> **作業指示**
**A)** 本文の「一巻の中盤頃からは」で始まる段落を、主な内容を保ったまま箇条書きに書き直してください。
**B)** 本文の記述をもとに、次の問いに答えよ。
(i) 筆者がこの本を買った理由は何か。
(ii) 筆者がすごく驚き、嬉しく感じたのは、何が出てきた時か。
(iii) 筆者は結論として、この作品をどのようなエンドだと述べているか。

> **本文**

-*-*-

同じ作者である入間人間先生の作品ということで買ってみました。
まさかあんな結末になるとは、表紙とタイトルからは一切予想していなかったのだけれど。

三角関係かと思わせた、二人の姉妹vs負け確定ヒロインの物語。
読み始めてしまった時点で、不幸は始まっている。

あだしまとクロスオーバーしていることを何も知らずに読み始めたのですが、先にそちらを全て読み終えていて良かったと思いました。

なので日野の家とか、しまむらが出てきた時にはすごく驚いたし、嬉しかった。

で、結論から言うとこれは見事なバッドエンドですね。3巻の表紙詐欺はすごい。
そして、それがなんともゾクゾクしてしまった。

一巻の中盤頃からは全く予想していなかった衝撃のラスト。
もう百合作品でもなんでもない、めちゃくちゃにこじらせまくった人間たちが展開するホラー。
わかりやすいグロとか呪いみたいなのではなく、人間はここまで変わってしまうのだ、という精神面の恐怖。

育った環境、出会う人間でいとも簡単に人は、人生は壊れてしまうという。

-*-*-

> **データ欄**
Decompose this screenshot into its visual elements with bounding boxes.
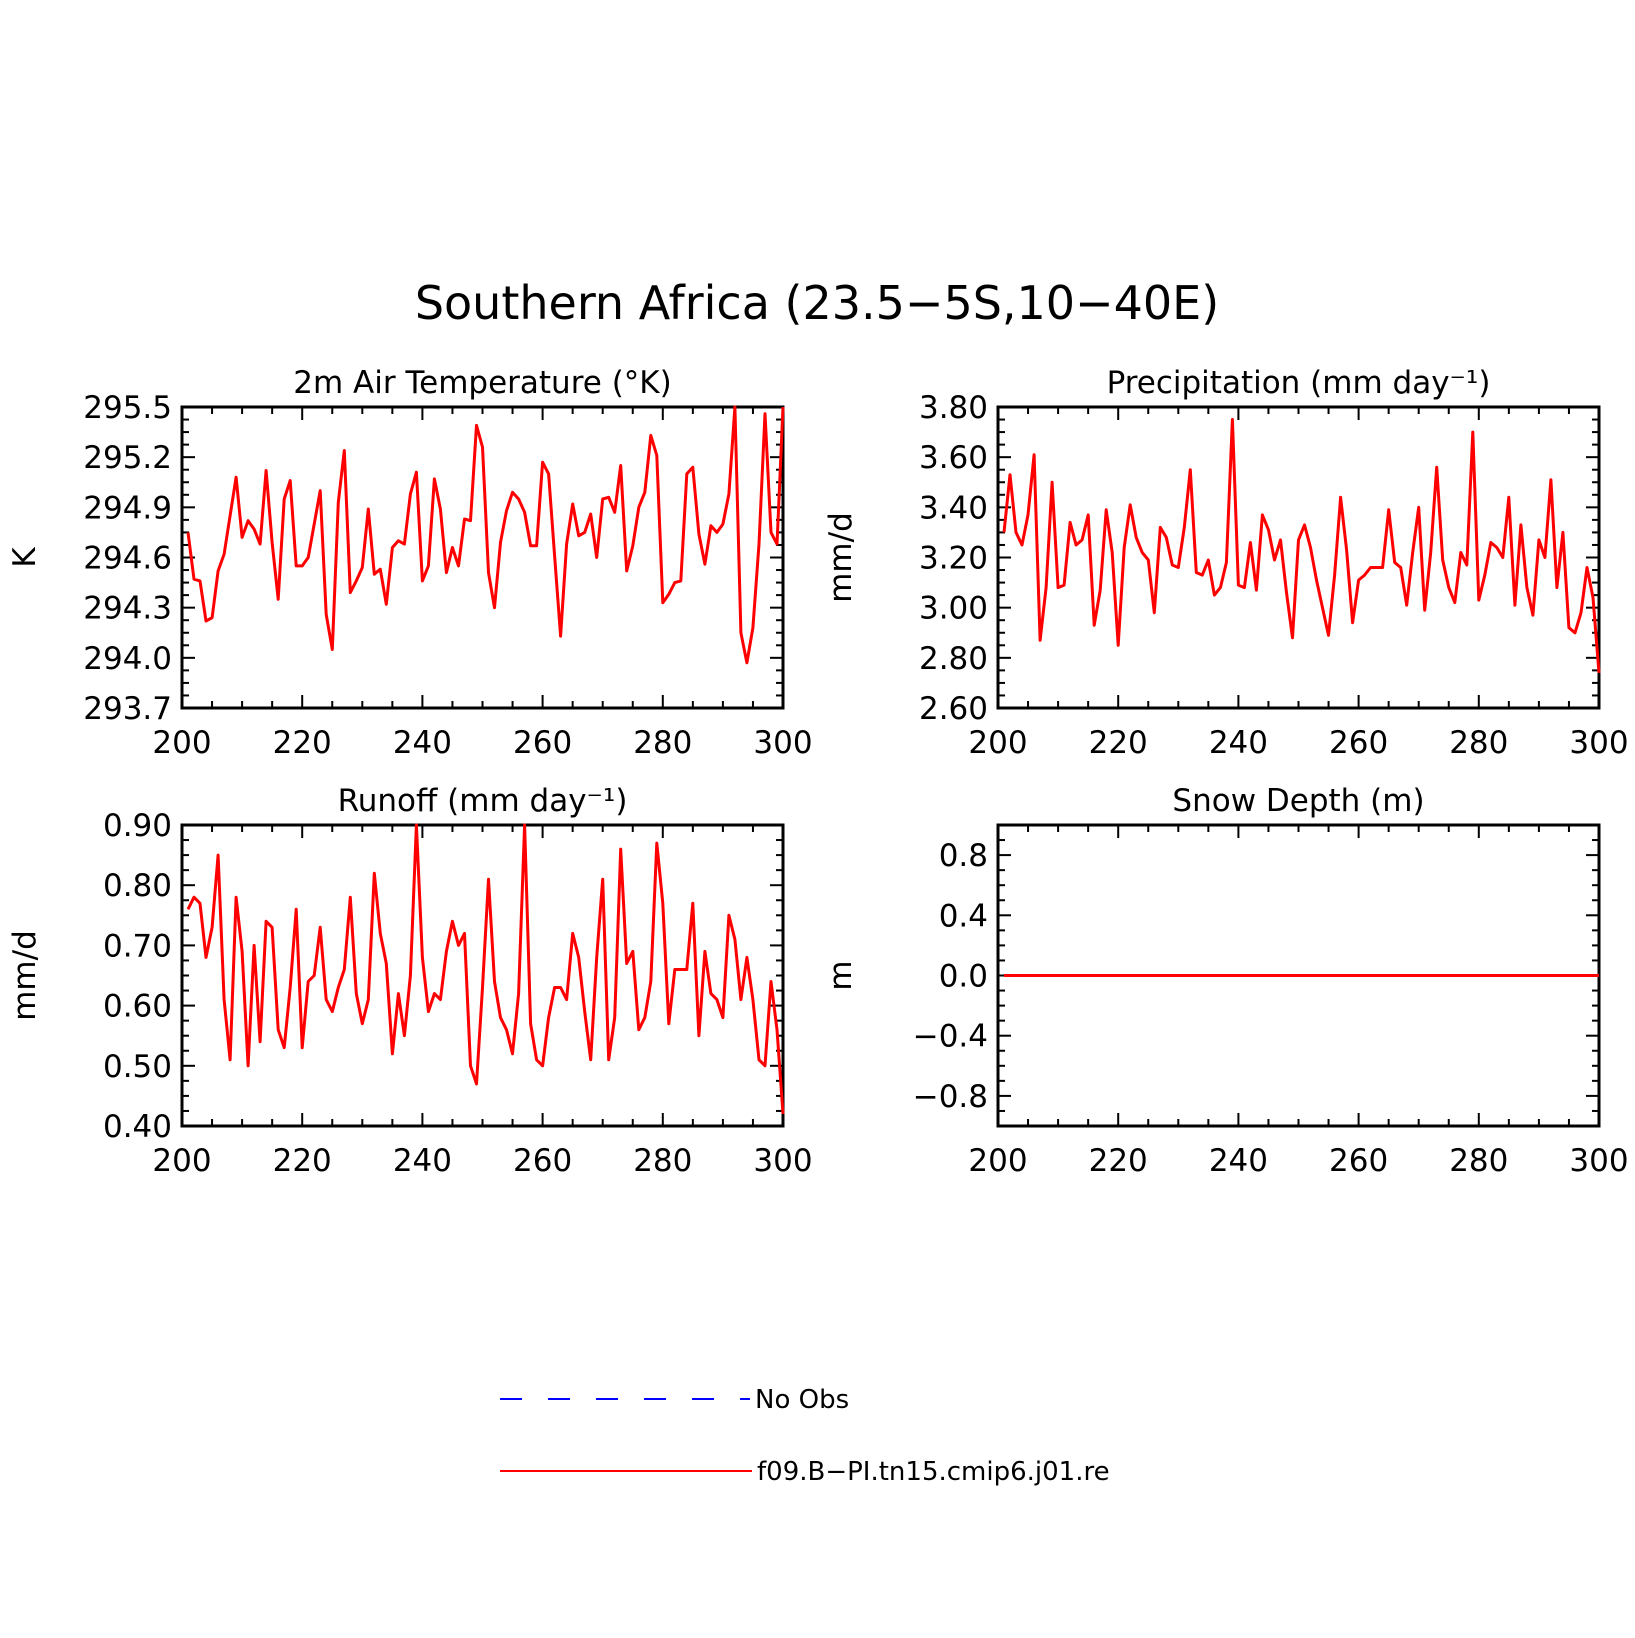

-*-*-

> **課題別の結果**
**A)**
- 一巻の中盤頃から、まったく予想していなかった衝撃のラストへ向かう。
- もはや百合作品ではなく、ひどくこじらせた人間たちによるホラーである。
- 恐怖の中身は、わかりやすいグロや呪いではなく、人間がここまで変わってしまうという精神面のものだ。

**B)**
(i) 同じ作者である入間人間先生の作品だから。
(ii) 日野の家やしまむらが出てきた時。
(iii) 見事なバッドエンド。